__QUOTED PASSAGE__.
I'm trying out my AI review prompts on a few more trees, and I ran it
on the fuse-iomap-cache branch:

https://git.kernel.org/pub/scm/linux/kernel/git/djwong/xfs-linux.git/log/?h=fuse-iomap-cache

This was the latest email lore could find, apologies if I grabbed the wrong one.

Hopefully the review below is useful, please let me know if there are places it
has gone wildly wrong.  I kept the header to make it obvious exactly which
commit I'd run through:

commit 1263eae0852acb1359182377ad94d570701e2274
Author: Darrick J. Wong <djwong@...nel.org>

fuse: implement inline data file IO via iomap

Implement inline data file IO by issuing FUSE_READ/FUSE_WRITE commands
in response to an inline data mapping.

> diff --git a/fs/fuse/fuse_iomap.c b/fs/fuse/fuse_iomap.c
> --- a/fs/fuse/fuse_iomap.c
> +++ b/fs/fuse/fuse_iomap.c
> @@ -398,6 +398,150 @@ fuse_iomap_find_dev(struct fuse_conn *fc, const struct fuse_iomap_io *map)
>  	return ret;
>  }
>
> +/*
> + * Use the FUSE_READ command to read inline file data from the fuse server.
> + * Note that there's no file handle attached, so the fuse server must be able
> + * to reconnect to the inode via the nodeid.

__COLLECTED MATERIAL__.

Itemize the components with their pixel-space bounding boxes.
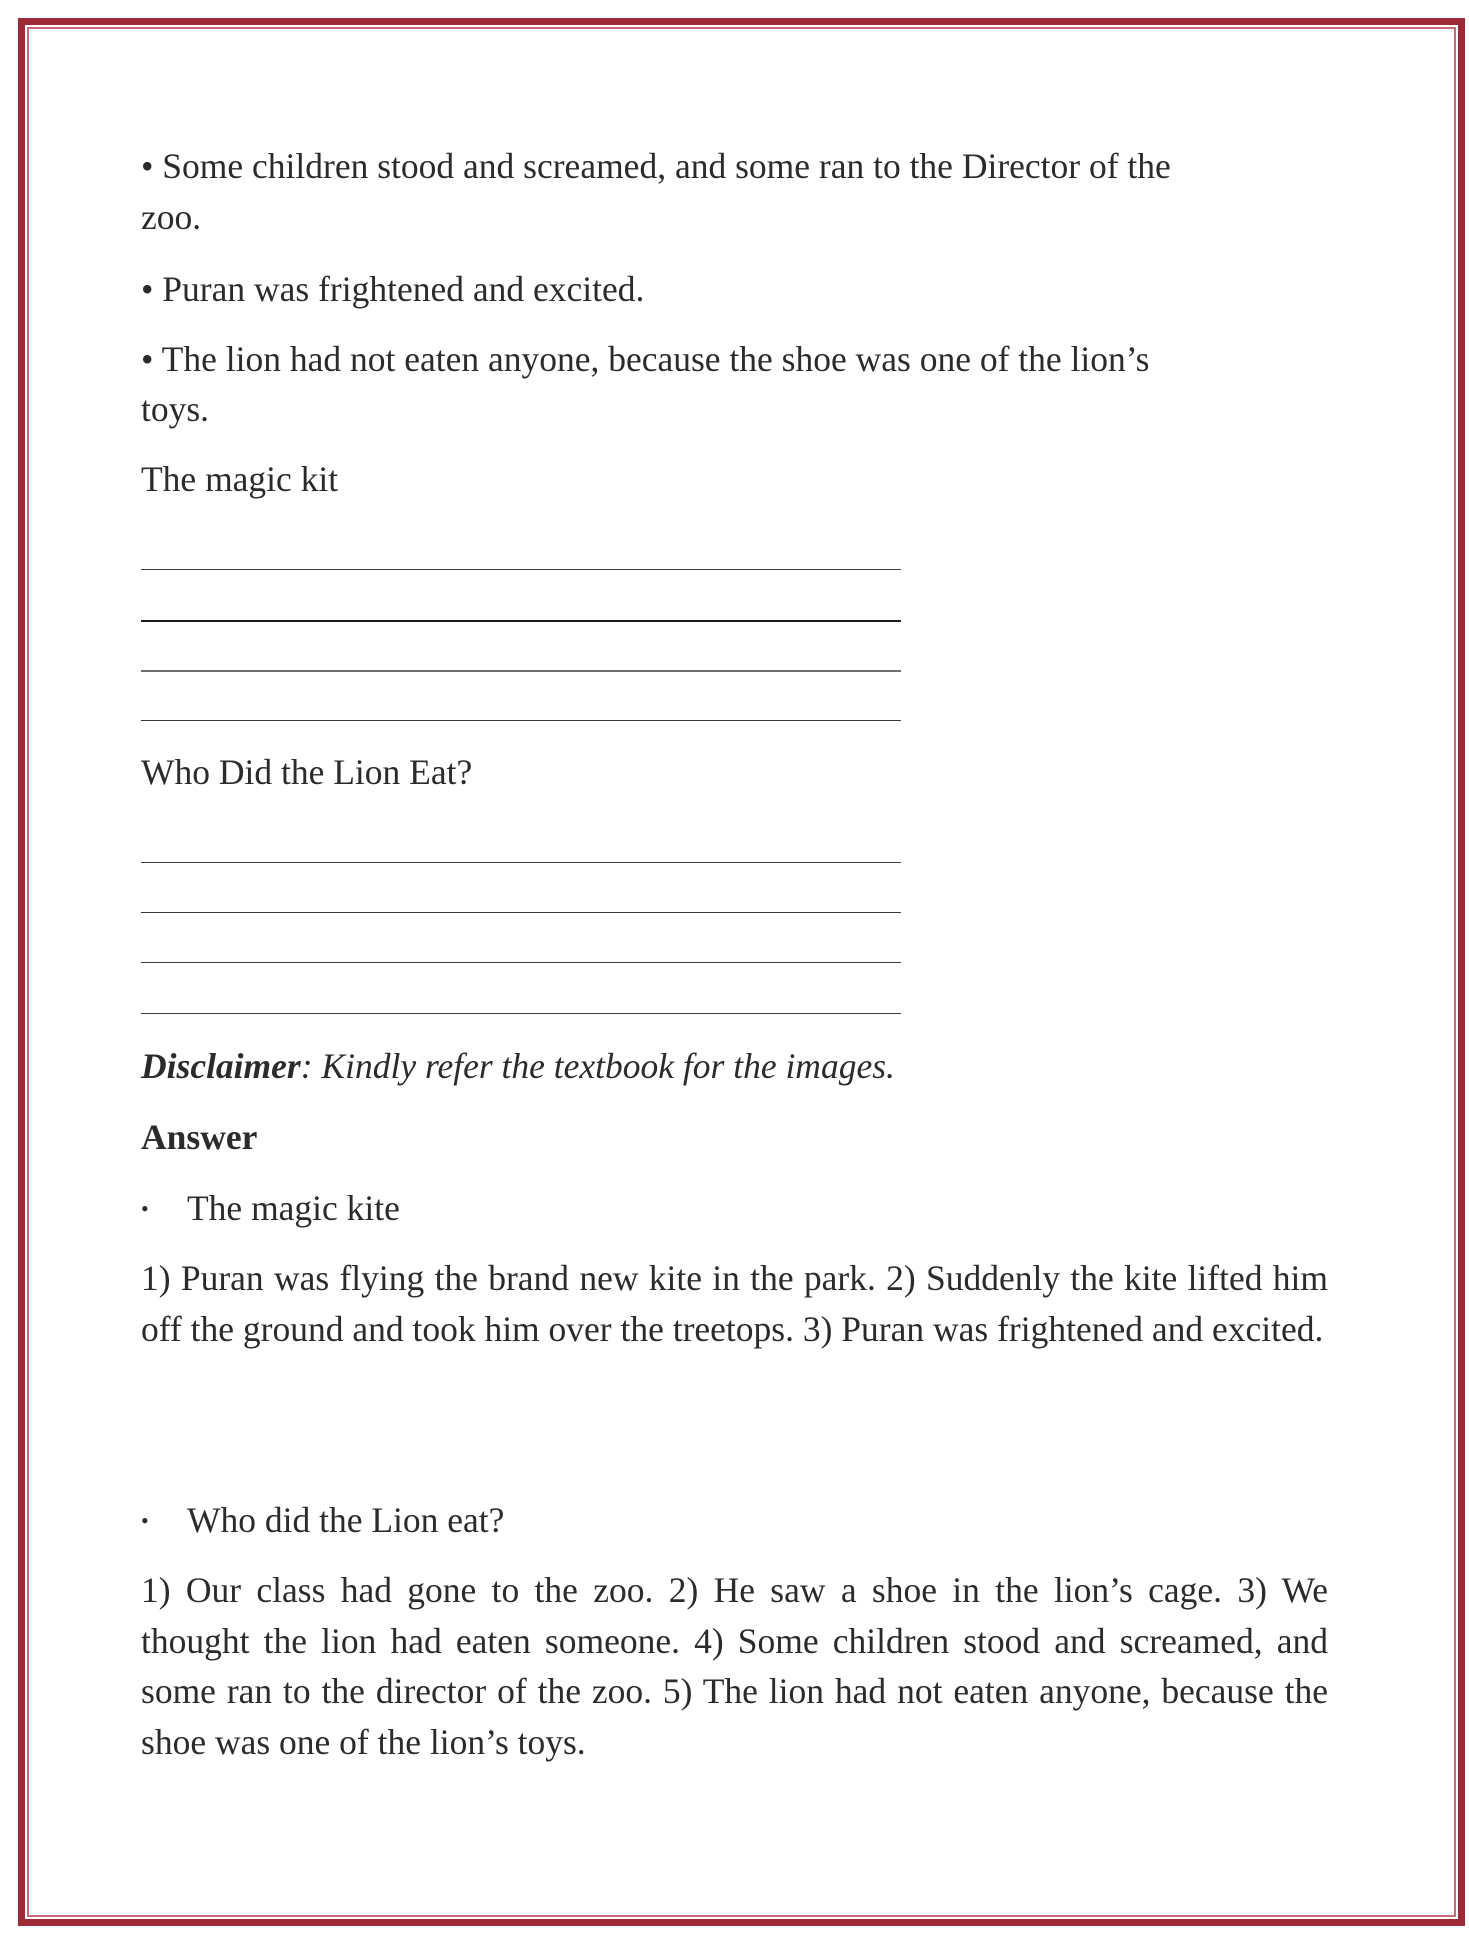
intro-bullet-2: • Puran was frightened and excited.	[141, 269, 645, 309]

__WORK REQUIRED__.
Translate this sentence from the kernel review email above into Spanish: "Implement inline data file IO by issuing FUSE_READ/FUSE_WRITE commands in response to an inline data mapping." The listing above comes from a different source than the text.

__THE ANSWER__.
Implementar la E/S de archivos con datos en línea emitiendo comandos FUSE_READ/FUSE_WRITE en respuesta a una asignación de datos en línea.